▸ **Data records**

* * * *

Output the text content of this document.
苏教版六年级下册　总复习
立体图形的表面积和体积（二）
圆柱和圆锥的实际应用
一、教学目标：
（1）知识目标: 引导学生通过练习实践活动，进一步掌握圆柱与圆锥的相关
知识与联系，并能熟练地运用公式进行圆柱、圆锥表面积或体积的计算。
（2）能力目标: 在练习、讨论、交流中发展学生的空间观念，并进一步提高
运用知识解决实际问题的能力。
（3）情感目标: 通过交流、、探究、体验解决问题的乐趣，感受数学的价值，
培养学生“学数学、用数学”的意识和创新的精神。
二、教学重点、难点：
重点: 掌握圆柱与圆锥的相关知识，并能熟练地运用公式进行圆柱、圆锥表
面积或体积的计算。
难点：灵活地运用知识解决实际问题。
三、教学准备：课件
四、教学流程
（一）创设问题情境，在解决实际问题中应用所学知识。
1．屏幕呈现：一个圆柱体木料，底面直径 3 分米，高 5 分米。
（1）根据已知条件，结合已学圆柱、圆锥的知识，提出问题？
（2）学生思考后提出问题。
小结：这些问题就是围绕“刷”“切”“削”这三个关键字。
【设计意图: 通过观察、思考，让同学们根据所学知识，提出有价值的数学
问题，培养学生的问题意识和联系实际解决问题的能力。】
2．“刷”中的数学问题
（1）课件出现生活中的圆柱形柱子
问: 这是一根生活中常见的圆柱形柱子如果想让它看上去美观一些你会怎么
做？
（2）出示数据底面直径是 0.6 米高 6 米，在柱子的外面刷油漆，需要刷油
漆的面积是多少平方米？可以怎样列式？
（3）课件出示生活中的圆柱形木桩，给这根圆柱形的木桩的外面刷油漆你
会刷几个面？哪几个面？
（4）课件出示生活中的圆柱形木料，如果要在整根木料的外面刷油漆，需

* * * *

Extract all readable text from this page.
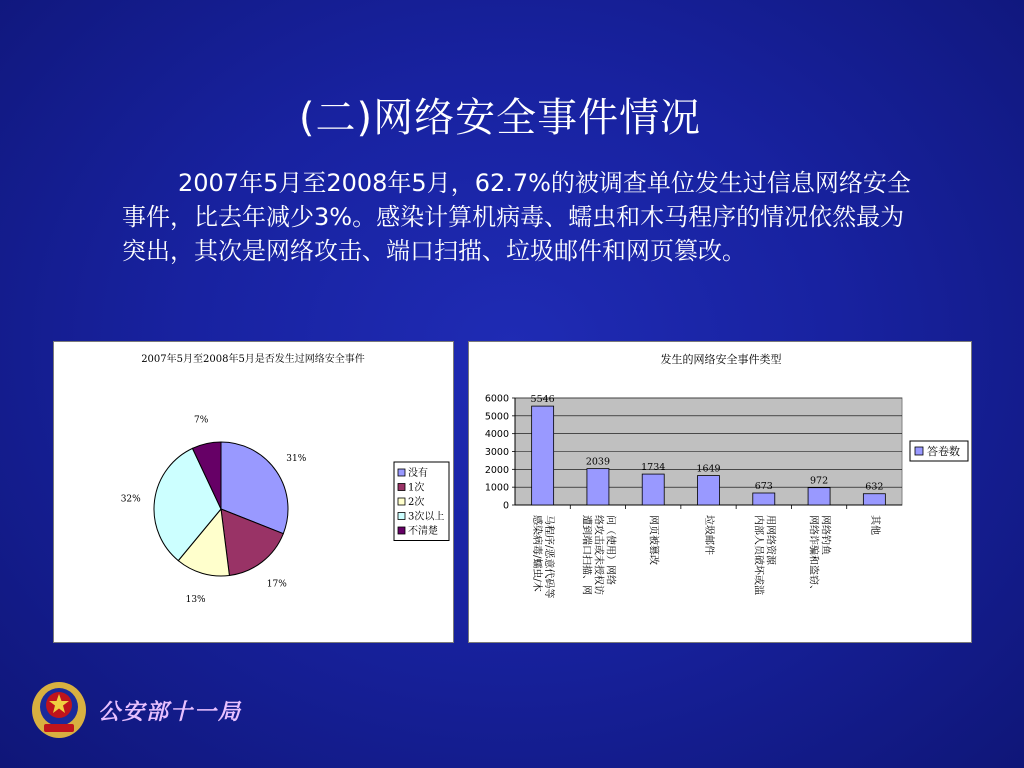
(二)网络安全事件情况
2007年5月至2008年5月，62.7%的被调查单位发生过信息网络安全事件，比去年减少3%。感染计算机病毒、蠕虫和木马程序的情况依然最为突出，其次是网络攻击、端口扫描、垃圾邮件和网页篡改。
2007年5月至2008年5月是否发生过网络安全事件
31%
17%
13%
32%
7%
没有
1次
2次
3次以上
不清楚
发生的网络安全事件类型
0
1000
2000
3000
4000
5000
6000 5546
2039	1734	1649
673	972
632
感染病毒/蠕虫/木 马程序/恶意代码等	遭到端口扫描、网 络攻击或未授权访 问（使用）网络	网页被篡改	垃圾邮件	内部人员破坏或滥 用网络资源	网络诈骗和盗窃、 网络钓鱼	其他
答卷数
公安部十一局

* * * *

▸ **WHAT YOU HAVE TO DO**
Pick out and copy the lines of the entries that hold the string "text".

▸ **FINISHED TASK**
Output the text content of this document.
Extract all readable text from this page.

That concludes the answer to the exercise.